## EXERCISE AIM
Check every line of the entries below for the word "JSON", and copy the ones that have it.

[Figure collection entries]
* * *
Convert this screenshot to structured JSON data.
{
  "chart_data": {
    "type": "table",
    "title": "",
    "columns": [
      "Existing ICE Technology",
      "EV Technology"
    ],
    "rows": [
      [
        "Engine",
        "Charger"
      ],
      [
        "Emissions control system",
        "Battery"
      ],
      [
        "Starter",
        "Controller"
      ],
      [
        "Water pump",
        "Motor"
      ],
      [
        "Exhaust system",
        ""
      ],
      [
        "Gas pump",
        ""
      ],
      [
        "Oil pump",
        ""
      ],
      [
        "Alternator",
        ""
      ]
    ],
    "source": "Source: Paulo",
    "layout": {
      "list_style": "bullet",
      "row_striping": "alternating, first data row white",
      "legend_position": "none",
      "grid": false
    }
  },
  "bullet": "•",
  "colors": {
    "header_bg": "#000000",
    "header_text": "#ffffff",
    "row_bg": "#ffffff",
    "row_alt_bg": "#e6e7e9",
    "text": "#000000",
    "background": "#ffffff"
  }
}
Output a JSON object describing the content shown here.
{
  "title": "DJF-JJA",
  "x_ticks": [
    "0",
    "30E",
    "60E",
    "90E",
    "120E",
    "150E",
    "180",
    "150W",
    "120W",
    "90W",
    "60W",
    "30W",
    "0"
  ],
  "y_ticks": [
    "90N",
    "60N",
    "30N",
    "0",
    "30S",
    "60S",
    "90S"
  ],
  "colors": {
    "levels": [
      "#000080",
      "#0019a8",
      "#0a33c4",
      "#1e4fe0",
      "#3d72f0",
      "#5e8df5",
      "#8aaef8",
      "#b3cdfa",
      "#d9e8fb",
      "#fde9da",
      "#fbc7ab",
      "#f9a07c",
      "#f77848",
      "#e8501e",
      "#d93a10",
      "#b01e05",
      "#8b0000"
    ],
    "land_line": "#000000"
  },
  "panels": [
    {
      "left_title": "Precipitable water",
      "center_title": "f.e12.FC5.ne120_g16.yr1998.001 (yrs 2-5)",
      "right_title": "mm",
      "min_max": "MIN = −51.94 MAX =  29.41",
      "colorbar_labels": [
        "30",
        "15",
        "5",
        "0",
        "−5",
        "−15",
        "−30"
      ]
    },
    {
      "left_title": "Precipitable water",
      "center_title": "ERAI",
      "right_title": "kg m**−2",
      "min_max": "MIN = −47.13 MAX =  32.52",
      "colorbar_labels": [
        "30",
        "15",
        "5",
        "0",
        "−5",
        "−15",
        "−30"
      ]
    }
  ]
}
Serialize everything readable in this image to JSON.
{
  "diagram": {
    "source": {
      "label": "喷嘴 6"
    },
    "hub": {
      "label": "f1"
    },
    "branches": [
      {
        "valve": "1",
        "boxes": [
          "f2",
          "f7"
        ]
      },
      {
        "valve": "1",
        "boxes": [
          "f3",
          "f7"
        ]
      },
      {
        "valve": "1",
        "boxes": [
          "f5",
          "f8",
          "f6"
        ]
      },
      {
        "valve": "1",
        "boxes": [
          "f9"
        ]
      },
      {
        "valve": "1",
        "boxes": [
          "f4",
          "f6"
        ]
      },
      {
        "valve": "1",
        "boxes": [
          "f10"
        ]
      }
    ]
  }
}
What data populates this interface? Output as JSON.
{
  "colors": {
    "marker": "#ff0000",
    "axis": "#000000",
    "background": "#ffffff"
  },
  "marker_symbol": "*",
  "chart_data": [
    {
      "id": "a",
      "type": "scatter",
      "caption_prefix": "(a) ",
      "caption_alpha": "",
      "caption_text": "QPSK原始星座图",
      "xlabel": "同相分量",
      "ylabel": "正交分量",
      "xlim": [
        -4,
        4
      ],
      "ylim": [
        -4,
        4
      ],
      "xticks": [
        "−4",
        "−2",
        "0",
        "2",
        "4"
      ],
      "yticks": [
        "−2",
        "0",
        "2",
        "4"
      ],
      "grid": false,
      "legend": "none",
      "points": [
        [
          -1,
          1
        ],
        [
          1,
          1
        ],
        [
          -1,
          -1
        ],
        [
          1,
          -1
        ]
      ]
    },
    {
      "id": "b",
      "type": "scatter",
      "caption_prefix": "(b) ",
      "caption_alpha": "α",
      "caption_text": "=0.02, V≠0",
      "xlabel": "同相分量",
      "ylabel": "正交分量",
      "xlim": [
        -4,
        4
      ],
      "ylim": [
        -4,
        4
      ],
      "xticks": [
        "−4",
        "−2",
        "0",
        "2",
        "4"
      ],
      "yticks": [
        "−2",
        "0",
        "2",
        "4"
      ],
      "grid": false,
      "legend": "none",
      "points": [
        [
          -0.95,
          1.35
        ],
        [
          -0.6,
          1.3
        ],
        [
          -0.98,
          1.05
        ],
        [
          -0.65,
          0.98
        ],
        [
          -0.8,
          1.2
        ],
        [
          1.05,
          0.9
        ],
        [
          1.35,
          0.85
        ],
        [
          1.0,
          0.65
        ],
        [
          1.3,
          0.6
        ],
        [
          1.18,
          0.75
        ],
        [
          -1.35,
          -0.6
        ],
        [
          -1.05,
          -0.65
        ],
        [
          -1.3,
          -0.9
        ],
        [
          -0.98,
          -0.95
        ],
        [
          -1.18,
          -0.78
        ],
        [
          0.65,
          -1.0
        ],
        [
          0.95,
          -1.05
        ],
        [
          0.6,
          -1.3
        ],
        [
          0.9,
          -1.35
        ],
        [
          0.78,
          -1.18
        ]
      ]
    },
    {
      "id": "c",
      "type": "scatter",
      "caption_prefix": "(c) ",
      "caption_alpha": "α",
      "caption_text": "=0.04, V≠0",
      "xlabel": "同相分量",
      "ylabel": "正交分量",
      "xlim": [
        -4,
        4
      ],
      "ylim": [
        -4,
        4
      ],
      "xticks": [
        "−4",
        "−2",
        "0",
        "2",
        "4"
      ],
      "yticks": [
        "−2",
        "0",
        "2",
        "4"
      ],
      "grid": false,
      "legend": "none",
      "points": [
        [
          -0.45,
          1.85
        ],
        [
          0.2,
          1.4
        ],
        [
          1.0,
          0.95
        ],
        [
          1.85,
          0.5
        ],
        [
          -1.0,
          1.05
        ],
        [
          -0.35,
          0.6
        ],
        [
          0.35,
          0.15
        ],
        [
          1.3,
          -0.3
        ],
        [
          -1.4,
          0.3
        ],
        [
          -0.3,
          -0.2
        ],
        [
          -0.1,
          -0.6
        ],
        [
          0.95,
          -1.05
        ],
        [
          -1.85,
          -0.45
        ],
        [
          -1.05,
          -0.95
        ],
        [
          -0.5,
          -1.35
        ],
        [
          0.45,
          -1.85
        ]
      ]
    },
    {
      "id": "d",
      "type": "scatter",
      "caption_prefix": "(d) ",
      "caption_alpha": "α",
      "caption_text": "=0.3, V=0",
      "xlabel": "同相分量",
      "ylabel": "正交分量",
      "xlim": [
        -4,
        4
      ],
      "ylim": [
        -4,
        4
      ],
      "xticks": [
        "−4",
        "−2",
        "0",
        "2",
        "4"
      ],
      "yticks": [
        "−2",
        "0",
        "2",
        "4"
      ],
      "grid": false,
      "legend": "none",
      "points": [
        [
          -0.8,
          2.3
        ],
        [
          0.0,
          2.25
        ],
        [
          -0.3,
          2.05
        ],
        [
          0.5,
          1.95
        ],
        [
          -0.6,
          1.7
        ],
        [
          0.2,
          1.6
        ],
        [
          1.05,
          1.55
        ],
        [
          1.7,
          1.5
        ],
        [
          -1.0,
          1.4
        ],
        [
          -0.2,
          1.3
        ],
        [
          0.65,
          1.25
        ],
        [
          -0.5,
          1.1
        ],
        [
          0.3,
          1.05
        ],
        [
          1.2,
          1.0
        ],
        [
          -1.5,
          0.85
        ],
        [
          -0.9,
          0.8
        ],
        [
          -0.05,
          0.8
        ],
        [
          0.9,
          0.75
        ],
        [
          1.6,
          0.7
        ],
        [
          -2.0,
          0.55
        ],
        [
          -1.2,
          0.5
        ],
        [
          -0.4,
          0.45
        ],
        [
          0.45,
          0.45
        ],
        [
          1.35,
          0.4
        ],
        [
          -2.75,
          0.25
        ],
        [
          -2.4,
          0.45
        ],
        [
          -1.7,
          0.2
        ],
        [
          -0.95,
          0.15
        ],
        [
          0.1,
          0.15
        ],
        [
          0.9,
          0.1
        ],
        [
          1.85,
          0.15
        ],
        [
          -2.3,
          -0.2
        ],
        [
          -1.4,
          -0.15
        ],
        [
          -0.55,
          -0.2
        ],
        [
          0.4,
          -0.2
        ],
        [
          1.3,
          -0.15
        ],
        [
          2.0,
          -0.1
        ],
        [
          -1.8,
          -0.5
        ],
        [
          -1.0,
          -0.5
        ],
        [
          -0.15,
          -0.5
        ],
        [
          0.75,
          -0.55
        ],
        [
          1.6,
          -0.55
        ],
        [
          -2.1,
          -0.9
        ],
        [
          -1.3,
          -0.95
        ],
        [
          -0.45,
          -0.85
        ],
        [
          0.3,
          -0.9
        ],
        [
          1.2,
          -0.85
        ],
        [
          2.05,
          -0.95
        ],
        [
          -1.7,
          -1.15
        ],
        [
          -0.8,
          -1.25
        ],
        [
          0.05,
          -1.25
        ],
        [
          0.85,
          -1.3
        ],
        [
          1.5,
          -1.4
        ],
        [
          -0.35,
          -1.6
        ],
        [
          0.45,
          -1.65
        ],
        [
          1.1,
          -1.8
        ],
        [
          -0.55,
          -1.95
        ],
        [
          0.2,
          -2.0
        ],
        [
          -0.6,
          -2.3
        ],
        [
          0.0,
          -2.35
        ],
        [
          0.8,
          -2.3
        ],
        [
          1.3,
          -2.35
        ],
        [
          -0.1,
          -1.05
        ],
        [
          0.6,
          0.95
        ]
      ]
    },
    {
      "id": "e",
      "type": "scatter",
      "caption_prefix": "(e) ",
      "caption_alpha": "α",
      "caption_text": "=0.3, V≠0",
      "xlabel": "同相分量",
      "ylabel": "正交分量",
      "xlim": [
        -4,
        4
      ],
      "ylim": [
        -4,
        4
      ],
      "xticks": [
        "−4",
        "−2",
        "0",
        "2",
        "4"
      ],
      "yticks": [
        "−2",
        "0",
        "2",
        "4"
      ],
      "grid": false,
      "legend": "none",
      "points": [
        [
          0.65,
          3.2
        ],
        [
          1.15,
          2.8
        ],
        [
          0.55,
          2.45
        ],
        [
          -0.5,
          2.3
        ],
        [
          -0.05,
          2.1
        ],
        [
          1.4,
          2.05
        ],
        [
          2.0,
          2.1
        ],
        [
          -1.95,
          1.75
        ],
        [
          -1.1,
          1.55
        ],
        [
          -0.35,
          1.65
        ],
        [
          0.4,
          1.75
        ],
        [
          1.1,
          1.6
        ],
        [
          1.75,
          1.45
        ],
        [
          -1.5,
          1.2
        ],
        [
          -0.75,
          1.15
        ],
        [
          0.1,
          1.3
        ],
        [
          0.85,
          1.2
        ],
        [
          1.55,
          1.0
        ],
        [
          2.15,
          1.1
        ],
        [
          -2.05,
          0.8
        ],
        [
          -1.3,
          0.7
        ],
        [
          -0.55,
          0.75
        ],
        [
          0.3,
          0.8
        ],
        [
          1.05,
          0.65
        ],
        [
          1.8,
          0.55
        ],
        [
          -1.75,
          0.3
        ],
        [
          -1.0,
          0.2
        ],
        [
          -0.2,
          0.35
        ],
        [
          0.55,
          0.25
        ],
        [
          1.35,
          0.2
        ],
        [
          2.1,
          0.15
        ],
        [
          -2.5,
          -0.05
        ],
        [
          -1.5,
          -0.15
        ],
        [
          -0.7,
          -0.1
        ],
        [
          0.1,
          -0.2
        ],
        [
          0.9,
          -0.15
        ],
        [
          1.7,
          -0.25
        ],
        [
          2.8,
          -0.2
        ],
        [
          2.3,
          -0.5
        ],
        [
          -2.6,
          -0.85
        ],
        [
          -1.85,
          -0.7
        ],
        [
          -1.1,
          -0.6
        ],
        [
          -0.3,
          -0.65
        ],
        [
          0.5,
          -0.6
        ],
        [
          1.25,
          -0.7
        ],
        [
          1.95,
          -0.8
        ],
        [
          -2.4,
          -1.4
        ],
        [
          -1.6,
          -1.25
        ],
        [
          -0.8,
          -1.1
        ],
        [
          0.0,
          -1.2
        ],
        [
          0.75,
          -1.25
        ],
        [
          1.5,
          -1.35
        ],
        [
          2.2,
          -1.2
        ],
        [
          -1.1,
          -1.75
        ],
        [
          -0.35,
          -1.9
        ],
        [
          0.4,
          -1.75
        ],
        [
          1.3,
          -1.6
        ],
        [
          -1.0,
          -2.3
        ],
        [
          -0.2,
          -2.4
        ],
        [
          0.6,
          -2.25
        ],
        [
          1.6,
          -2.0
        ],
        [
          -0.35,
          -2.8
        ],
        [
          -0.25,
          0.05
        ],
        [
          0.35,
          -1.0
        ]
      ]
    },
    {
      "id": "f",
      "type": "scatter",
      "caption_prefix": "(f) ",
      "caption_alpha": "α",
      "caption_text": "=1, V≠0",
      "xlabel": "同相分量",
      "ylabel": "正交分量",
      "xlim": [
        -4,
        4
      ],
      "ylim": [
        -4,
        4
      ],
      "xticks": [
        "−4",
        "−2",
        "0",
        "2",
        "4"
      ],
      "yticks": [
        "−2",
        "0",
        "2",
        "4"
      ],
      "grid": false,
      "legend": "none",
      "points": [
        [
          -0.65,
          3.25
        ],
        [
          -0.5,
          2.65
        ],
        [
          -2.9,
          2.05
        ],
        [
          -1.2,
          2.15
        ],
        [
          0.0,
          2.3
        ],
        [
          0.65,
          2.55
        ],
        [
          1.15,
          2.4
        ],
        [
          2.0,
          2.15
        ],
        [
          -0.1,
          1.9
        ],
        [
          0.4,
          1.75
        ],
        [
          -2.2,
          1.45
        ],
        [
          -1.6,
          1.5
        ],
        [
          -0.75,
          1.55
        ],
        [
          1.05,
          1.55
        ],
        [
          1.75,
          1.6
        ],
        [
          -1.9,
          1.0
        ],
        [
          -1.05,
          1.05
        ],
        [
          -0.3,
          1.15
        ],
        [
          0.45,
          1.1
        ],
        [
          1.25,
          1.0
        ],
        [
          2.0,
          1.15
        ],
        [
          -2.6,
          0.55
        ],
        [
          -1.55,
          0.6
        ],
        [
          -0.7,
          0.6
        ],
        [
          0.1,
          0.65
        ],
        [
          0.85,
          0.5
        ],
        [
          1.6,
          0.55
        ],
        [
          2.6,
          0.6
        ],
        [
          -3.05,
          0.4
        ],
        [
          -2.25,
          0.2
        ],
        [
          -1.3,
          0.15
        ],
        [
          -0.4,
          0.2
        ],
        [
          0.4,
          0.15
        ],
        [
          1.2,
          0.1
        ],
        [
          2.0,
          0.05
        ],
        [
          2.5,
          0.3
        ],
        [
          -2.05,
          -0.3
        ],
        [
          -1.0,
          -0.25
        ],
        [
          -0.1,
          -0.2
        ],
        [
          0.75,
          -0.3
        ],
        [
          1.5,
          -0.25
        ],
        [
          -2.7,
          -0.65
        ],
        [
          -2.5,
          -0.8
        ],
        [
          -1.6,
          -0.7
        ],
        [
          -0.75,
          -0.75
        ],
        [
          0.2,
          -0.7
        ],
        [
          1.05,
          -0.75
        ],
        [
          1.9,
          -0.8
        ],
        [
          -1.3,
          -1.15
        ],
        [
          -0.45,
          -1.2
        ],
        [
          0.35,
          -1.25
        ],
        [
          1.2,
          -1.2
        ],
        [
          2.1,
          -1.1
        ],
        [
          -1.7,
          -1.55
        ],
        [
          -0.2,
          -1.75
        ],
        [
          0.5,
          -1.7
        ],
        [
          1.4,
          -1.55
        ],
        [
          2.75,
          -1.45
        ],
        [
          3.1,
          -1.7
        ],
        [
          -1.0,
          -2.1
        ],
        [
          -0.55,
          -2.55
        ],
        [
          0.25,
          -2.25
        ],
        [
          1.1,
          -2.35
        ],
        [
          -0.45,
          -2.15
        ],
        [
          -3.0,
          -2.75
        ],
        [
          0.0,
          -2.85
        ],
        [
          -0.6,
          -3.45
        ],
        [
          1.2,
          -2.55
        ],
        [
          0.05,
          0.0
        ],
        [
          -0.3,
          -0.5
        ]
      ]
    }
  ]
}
* * *
## EXERCISE RESPONSE
Convert this screenshot to structured JSON data.
Output a JSON object describing the content shown here.
Serialize everything readable in this image to JSON.
What data populates this interface? Output as JSON.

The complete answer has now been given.